4. Now, if RPSSEL is asserted and if RPUBMEM is negated, the PMI master
proceeds with a PMI cycle. The negation of RPUBMEM indicates no
that no Unibus memory is responding - in other words a Q-bus PMI
cycle. Here is where the diffe- rence between Q-bus cycles and PMI
cycles becomes visible.
5. The CPU asserts TPBCYC after gating TADDR, TBS7, TPBYT, and TWTBT
onto the bus. The PMI master continues to gate TADDR, TBS7, and
TWTBT after the assertion of TPBCYC.
6. If at this point RPSSEL is negated, the system will revert to a
normal Q-bus cycle.
This describes the address portion of the PMI cycle for Q-bus only
systems.

## WHAT TO WORK ON:
Answer these questions from the PMI cycle text.
(a) Which two signal conditions lead the PMI master to proceed with a PMI cycle?
(b) What signal does the CPU assert after gating TADDR, TBS7, TPBYT, and TWTBT onto the bus?
(c) What does the system revert to if RPSSEL is negated at step 6?
Answer using only the PMI cycle text.

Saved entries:
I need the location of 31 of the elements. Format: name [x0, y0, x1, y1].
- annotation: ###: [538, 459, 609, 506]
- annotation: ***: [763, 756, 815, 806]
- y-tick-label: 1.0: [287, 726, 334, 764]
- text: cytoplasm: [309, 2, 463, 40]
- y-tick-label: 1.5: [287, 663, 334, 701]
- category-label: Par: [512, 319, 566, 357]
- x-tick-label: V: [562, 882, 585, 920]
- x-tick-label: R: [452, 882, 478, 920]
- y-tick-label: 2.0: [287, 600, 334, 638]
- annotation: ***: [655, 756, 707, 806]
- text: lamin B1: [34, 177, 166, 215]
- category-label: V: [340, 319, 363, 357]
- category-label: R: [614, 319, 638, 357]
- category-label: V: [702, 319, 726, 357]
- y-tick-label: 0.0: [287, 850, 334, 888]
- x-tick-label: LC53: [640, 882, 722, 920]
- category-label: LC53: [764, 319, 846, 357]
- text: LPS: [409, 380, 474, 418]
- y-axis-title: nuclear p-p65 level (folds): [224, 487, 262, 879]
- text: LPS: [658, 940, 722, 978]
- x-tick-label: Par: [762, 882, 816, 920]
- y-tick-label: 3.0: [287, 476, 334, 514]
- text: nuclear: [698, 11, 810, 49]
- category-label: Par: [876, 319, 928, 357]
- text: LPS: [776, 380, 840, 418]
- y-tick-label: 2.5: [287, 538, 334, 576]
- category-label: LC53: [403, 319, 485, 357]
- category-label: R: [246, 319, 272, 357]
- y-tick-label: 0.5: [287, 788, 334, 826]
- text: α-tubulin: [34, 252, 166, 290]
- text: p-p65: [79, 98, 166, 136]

## FINAL RESULT:
(a) RPSSEL is asserted and RPUBMEM is negated.
(b) TPBCYC.
(c) A normal Q-bus cycle.